[Exercise requirements] Look for the word "role" in each line and report the count of matching lines, with nothing added.

^^^^^^^^^^^^^^^^

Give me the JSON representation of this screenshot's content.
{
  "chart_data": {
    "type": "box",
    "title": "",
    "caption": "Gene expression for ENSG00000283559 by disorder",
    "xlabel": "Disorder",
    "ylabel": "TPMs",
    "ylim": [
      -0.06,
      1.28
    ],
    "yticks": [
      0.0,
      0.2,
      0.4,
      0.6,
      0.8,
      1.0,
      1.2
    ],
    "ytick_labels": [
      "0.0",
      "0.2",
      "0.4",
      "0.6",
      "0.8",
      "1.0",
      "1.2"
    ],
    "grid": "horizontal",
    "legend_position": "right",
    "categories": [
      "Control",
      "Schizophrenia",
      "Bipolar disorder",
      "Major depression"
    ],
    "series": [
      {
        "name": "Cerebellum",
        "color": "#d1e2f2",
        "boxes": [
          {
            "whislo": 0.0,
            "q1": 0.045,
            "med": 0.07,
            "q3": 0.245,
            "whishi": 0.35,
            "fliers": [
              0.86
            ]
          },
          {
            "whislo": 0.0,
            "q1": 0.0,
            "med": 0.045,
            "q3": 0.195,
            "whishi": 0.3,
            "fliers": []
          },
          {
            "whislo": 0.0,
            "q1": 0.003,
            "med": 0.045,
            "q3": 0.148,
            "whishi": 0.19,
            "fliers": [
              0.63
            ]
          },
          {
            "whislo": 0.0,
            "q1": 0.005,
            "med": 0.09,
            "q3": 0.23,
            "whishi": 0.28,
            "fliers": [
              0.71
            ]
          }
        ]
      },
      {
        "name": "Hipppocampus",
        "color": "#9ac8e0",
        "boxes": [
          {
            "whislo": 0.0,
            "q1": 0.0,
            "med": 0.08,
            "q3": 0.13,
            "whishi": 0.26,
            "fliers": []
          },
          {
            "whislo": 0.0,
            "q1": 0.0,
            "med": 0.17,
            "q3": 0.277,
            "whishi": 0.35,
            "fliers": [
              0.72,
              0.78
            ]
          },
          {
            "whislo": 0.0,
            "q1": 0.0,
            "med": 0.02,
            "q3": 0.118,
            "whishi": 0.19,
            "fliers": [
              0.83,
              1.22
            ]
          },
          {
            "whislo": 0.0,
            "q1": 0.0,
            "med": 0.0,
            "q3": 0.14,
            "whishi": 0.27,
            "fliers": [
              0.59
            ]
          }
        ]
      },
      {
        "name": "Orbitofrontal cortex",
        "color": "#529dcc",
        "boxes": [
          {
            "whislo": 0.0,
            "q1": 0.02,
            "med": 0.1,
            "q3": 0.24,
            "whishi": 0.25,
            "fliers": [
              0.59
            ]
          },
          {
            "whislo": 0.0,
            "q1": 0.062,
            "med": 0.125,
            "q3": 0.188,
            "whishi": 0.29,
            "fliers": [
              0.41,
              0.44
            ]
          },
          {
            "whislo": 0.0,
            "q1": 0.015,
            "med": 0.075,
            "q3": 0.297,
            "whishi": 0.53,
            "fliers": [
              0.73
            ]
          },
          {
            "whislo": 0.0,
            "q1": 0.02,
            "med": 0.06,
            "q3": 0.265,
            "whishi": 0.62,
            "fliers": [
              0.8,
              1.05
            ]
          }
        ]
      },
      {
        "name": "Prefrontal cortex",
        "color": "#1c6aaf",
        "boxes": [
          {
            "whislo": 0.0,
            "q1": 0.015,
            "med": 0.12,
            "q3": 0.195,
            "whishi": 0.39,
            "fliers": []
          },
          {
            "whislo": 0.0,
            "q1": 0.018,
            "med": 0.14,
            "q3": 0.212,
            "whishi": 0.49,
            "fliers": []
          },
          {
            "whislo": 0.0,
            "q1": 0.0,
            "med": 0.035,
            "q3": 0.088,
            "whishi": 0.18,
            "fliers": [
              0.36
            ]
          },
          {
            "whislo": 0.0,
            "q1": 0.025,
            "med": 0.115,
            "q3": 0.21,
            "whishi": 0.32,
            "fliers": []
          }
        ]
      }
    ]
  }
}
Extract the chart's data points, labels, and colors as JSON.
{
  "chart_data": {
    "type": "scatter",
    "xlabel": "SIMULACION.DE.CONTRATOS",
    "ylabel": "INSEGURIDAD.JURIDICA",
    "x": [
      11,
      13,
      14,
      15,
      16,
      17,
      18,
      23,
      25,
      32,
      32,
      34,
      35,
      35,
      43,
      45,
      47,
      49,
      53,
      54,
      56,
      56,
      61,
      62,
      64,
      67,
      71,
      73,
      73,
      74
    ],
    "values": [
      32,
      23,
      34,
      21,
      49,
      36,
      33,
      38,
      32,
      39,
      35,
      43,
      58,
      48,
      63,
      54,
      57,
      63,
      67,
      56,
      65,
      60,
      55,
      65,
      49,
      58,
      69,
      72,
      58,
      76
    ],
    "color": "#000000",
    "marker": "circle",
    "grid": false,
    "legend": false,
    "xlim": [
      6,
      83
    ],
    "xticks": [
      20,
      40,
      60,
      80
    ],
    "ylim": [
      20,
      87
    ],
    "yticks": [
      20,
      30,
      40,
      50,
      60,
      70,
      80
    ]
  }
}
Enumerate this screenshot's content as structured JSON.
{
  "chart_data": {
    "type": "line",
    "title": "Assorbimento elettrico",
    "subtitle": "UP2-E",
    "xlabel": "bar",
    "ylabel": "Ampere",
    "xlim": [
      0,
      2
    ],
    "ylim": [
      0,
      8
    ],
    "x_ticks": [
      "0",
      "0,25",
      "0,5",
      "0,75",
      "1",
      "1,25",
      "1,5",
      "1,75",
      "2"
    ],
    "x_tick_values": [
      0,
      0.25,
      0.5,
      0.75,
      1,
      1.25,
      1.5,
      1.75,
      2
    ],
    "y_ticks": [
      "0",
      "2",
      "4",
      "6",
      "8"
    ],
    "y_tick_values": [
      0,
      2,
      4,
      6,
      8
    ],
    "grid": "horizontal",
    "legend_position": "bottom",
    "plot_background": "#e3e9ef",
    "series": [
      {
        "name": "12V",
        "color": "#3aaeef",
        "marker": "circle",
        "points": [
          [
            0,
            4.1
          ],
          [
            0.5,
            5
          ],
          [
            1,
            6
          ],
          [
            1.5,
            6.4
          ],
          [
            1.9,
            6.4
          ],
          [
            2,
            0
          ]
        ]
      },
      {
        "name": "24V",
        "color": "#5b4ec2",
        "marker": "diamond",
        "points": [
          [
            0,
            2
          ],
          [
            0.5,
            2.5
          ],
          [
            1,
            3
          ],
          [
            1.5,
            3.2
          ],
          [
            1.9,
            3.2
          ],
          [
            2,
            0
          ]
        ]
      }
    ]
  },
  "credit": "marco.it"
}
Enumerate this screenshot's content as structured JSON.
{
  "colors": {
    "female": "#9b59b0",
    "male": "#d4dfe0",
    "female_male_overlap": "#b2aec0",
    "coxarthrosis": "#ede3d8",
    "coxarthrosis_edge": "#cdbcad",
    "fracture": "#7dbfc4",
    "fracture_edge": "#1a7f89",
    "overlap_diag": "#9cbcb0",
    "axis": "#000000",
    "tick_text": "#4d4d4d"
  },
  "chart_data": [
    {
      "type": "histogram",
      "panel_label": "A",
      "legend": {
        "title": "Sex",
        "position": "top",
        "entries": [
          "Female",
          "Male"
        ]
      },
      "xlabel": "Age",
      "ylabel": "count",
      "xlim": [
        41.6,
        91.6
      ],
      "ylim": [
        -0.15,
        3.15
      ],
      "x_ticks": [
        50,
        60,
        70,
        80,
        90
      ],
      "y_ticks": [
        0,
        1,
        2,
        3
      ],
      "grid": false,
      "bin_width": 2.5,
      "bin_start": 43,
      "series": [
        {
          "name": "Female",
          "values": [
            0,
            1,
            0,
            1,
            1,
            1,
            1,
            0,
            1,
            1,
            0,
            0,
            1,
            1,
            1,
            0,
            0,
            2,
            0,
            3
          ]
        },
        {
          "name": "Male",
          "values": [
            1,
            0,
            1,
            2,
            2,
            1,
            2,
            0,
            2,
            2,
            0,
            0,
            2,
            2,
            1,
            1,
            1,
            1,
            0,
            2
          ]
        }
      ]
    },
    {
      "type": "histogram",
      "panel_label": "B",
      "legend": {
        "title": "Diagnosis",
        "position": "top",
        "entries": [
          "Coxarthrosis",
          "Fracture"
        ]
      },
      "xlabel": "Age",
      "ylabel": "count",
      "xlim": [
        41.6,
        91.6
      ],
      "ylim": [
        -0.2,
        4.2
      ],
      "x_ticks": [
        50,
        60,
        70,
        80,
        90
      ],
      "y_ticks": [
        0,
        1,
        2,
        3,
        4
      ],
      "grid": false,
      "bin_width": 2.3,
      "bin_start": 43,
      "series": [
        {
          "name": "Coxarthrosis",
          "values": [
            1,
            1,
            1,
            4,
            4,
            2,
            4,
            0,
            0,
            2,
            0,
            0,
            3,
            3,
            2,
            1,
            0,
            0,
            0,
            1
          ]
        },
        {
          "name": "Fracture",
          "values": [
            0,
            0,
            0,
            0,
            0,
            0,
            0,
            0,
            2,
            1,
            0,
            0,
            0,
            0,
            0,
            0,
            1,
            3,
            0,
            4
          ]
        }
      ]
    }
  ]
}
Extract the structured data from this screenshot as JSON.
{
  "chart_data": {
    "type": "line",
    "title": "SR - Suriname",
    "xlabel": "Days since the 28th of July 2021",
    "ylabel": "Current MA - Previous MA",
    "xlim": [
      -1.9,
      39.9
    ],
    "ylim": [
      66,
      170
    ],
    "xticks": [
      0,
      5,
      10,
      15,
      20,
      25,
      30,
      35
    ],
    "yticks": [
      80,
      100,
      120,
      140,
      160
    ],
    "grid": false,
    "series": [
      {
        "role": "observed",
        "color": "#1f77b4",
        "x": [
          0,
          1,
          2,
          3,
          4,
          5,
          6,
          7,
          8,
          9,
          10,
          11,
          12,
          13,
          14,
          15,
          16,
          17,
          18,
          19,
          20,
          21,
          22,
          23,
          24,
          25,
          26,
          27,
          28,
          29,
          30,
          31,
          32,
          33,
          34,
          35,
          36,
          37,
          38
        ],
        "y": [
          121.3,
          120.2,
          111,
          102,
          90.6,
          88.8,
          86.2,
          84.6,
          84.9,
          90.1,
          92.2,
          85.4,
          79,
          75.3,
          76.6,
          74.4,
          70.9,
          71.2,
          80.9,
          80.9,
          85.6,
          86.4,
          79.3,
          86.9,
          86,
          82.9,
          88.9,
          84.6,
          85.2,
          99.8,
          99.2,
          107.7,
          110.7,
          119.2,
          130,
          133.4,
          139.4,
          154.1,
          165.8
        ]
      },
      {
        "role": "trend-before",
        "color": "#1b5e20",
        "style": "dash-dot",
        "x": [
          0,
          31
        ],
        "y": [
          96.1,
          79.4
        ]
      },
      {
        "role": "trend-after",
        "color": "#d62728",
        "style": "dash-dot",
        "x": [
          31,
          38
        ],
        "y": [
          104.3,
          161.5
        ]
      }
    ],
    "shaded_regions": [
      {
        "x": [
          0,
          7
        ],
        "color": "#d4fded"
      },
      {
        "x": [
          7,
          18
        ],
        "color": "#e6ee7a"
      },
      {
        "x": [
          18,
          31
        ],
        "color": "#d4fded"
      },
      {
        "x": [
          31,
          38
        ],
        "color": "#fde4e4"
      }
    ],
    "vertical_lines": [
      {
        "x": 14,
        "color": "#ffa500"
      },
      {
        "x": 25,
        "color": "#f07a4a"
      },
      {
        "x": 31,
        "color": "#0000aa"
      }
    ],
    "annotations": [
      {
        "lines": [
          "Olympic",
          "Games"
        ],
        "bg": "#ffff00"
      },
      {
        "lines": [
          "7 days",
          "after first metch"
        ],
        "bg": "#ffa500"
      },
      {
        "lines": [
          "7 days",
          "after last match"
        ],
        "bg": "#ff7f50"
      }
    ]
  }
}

^^^^^^^^^^^^^^^^

[Finished exercise] 3